Arbeitsauftrag: Geben Sie aus dem Text über Toyotas Quartalsergebnis den Abschnitt wortgetreu aus, beginnend mit „Tokio. Ein schwacher“ und endend mit „1,6 Milliarden ein.“.

Bereitgestellter Text:
Tokio. Ein schwacher US-Markt, gestiegene Rohstoffpreise und ein starker Yen haben Toyota das Geschäft im ersten Quartal vermasselt. Der operative Gewinn brach um 39 Prozent auf 413 Milliarden Yen (2,44 Milliarden Euro) ein, der Überschuss um 28 Prozent auf 354 Milliarden Yen, wie das Unternehmen am Donnerstag in Tokio mitteilte. Vor allem die Kaufzurückhaltung in den USA bei großen Geländewagen und Pickups stellt den zweitgrößten Autobauer der Welt vor Herausforderungen.
So konnte Toyota zwar weltweit vor allem durch ein starkes Geschäft in Asien und Nahost mit 2,186 Millionen Autos mehr Fahrzeuge verkaufen als im Vorjahr. In den USA jedoch sackte der Absatz von 762.000 Autos im Vorjahr auf 729.000 ab. Im Segment der Geländewagen brach der operative Gewinn gar von 146,8 Milliarden Yen auf 1,6 Milliarden ein.

Datenauflistung:
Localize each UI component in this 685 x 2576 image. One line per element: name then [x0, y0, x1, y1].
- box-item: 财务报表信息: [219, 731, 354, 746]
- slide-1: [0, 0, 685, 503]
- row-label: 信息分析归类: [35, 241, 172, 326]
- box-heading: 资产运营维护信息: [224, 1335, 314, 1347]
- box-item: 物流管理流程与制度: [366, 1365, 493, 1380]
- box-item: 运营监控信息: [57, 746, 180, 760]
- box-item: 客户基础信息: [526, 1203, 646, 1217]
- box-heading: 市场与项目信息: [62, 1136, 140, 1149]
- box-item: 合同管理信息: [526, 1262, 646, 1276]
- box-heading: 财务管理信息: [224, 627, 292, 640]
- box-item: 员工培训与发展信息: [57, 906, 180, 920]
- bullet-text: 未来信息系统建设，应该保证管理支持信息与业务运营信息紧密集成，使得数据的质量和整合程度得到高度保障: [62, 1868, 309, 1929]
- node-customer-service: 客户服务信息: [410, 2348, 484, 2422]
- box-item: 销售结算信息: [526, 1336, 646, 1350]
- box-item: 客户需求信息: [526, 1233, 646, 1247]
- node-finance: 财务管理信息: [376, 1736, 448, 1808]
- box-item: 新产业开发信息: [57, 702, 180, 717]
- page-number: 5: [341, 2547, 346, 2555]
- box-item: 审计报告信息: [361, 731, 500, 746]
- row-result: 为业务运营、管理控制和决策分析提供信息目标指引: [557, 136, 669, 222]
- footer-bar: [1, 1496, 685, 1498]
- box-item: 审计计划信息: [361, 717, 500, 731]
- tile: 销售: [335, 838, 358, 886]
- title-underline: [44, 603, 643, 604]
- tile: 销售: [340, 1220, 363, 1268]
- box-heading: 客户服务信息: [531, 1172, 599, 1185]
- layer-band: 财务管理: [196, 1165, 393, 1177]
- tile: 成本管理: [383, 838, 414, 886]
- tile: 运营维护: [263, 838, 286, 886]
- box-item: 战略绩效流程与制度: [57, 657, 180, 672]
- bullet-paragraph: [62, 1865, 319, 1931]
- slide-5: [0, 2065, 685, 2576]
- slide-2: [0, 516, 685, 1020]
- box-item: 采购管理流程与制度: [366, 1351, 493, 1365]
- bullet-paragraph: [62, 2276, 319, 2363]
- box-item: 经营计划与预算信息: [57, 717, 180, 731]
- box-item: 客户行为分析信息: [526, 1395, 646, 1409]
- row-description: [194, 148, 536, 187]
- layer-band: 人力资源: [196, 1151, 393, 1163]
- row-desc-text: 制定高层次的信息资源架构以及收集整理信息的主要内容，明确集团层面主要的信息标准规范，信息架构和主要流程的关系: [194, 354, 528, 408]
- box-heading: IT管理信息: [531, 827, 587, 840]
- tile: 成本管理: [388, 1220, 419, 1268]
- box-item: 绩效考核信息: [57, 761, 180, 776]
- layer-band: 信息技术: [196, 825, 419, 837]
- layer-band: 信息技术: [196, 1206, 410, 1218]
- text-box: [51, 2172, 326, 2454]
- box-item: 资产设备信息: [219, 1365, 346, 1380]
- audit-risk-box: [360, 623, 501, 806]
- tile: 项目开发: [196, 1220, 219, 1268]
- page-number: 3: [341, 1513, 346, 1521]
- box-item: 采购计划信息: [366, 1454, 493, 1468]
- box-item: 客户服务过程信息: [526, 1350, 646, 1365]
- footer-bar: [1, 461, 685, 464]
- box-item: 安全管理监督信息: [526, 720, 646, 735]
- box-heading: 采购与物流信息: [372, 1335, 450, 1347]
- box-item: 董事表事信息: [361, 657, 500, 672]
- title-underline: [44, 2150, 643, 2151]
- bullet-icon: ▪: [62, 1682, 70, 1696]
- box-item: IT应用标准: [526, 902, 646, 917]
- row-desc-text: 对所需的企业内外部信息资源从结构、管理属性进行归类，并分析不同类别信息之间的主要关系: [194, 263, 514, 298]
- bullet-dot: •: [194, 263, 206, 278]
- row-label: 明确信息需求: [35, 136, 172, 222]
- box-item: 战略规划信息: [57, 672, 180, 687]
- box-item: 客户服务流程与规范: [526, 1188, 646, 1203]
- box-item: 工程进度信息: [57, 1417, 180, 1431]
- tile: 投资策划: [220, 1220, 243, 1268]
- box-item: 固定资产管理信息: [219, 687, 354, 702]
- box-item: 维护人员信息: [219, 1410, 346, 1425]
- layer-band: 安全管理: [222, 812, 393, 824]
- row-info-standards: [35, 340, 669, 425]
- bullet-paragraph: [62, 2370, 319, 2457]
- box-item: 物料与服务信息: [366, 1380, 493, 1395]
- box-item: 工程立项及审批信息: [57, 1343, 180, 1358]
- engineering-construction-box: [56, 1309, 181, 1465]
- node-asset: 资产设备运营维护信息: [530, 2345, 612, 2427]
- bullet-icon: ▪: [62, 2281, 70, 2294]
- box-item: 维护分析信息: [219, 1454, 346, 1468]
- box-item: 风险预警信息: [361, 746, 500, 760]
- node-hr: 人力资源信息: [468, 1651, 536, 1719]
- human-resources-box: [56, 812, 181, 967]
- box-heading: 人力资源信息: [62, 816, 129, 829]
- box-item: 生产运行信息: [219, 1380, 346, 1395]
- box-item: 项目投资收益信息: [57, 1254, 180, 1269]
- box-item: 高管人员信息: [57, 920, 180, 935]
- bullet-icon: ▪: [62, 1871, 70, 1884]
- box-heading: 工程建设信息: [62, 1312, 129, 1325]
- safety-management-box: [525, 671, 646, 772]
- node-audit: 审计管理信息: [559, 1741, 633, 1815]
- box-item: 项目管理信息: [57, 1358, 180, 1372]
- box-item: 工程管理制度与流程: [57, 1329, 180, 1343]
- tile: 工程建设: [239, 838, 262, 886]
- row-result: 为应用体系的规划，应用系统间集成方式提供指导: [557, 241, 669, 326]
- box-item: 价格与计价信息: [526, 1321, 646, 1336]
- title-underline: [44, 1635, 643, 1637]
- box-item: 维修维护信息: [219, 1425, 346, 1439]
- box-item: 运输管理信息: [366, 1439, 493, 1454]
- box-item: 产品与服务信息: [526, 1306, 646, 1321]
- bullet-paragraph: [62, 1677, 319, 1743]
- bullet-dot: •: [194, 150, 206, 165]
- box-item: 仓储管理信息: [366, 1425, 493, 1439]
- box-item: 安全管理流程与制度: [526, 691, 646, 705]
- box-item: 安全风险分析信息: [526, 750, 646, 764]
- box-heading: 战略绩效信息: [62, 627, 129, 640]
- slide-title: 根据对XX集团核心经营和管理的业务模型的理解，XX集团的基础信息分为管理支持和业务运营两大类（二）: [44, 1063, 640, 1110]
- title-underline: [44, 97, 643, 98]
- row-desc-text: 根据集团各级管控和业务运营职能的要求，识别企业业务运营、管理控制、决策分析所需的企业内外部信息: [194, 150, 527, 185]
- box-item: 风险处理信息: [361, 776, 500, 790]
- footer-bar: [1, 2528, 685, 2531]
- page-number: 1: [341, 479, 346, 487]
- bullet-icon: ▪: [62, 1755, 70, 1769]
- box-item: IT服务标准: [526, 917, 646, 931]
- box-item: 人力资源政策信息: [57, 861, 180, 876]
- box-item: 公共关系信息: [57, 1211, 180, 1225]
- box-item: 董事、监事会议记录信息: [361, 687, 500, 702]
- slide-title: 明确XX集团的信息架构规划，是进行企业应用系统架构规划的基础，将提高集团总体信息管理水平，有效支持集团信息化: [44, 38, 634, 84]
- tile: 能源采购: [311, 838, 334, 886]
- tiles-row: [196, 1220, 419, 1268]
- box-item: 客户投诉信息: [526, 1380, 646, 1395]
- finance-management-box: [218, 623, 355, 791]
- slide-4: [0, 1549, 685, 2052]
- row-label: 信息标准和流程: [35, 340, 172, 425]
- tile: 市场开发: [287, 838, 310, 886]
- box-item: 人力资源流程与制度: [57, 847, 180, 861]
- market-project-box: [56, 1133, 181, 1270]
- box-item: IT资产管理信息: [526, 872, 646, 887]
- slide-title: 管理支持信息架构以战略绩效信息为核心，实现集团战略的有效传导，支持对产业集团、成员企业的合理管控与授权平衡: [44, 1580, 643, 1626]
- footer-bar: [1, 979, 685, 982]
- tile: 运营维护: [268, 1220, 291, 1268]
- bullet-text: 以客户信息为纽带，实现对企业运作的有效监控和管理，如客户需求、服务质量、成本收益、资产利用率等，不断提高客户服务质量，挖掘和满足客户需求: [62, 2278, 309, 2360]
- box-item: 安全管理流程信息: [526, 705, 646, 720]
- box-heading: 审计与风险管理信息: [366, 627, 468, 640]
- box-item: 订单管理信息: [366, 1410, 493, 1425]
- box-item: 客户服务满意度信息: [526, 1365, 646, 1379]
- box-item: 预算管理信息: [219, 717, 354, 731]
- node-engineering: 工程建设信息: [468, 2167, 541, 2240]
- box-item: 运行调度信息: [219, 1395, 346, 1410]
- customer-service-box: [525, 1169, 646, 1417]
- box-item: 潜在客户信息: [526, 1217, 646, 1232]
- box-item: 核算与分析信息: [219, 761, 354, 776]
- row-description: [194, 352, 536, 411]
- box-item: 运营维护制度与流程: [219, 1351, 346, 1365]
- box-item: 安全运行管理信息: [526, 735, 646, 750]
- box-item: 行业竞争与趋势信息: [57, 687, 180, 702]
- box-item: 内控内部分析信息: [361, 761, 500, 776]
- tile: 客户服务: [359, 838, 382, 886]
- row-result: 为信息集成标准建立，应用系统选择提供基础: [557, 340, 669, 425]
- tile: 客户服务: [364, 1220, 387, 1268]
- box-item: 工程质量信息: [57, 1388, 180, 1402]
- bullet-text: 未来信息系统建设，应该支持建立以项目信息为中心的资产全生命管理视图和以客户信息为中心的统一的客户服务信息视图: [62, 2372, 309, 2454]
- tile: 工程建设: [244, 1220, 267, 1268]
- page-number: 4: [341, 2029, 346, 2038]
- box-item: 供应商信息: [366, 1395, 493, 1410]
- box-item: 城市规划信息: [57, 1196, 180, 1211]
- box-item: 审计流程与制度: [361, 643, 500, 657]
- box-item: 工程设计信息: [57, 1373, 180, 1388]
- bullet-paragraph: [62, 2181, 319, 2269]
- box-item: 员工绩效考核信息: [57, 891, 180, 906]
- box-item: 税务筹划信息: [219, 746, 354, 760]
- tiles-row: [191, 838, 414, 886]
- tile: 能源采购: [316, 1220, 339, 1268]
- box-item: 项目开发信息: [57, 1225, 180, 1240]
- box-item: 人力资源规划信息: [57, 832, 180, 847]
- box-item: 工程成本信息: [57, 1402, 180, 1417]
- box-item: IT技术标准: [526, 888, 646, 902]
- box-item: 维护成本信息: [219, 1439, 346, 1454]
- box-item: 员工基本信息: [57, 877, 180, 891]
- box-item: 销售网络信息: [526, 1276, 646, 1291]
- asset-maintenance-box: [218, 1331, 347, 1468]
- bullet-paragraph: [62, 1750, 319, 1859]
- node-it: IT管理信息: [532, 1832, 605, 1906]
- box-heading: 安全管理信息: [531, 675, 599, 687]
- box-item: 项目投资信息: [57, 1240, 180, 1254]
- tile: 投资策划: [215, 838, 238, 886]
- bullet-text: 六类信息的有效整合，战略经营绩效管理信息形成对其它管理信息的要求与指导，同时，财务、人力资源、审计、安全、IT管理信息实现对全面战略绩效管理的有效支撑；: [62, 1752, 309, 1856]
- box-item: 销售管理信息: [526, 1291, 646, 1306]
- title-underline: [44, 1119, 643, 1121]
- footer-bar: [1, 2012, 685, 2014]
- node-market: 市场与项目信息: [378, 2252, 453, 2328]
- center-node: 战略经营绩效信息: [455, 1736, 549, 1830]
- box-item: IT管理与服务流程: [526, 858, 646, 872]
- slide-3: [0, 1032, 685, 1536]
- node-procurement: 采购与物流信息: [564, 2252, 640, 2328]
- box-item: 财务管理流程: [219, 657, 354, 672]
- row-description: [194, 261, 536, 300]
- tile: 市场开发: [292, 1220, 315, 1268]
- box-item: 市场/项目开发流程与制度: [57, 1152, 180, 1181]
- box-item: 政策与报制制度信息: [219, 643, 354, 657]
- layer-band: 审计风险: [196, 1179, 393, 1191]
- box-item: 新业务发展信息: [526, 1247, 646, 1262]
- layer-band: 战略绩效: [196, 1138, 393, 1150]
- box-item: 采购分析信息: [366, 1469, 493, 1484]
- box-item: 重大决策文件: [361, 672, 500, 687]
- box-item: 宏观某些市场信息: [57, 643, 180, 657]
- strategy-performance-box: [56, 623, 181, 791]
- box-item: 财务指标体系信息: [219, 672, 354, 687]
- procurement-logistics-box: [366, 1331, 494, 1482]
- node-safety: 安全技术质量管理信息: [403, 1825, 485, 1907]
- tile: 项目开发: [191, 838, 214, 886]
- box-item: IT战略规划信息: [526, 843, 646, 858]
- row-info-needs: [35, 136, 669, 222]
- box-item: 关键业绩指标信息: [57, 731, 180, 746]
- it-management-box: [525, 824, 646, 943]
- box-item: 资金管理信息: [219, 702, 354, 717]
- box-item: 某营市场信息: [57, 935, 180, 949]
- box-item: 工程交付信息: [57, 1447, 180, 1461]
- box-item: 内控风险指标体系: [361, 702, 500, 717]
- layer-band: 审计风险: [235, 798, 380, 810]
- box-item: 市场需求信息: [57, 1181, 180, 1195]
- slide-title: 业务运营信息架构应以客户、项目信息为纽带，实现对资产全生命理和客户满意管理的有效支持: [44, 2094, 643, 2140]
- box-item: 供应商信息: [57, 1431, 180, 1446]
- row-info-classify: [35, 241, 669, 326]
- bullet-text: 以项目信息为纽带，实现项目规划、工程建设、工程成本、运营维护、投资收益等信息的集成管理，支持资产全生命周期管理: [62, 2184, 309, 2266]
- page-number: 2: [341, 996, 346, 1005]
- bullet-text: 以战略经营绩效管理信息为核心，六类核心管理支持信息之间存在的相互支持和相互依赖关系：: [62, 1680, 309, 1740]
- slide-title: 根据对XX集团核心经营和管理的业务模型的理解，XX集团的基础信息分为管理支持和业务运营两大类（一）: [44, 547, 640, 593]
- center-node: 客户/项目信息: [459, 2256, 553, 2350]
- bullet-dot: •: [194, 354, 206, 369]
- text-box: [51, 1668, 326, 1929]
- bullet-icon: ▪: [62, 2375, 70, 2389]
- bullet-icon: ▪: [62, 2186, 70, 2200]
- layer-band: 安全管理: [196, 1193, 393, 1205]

Antwort zum Auftrag:
Tokio. Ein schwacher US-Markt, gestiegene Rohstoffpreise und ein starker Yen haben Toyota das Geschäft im ersten Quartal vermasselt. Der operative Gewinn brach um 39 Prozent auf 413 Milliarden Yen (2,44 Milliarden Euro) ein, der Überschuss um 28 Prozent auf 354 Milliarden Yen, wie das Unternehmen am Donnerstag in Tokio mitteilte. Vor allem die Kaufzurückhaltung in den USA bei großen Geländewagen und Pickups stellt den zweitgrößten Autobauer der Welt vor Herausforderungen.
So konnte Toyota zwar weltweit vor allem durch ein starkes Geschäft in Asien und Nahost mit 2,186 Millionen Autos mehr Fahrzeuge verkaufen als im Vorjahr. In den USA jedoch sackte der Absatz von 762.000 Autos im Vorjahr auf 729.000 ab. Im Segment der Geländewagen brach der operative Gewinn gar von 146,8 Milliarden Yen auf 1,6 Milliarden ein.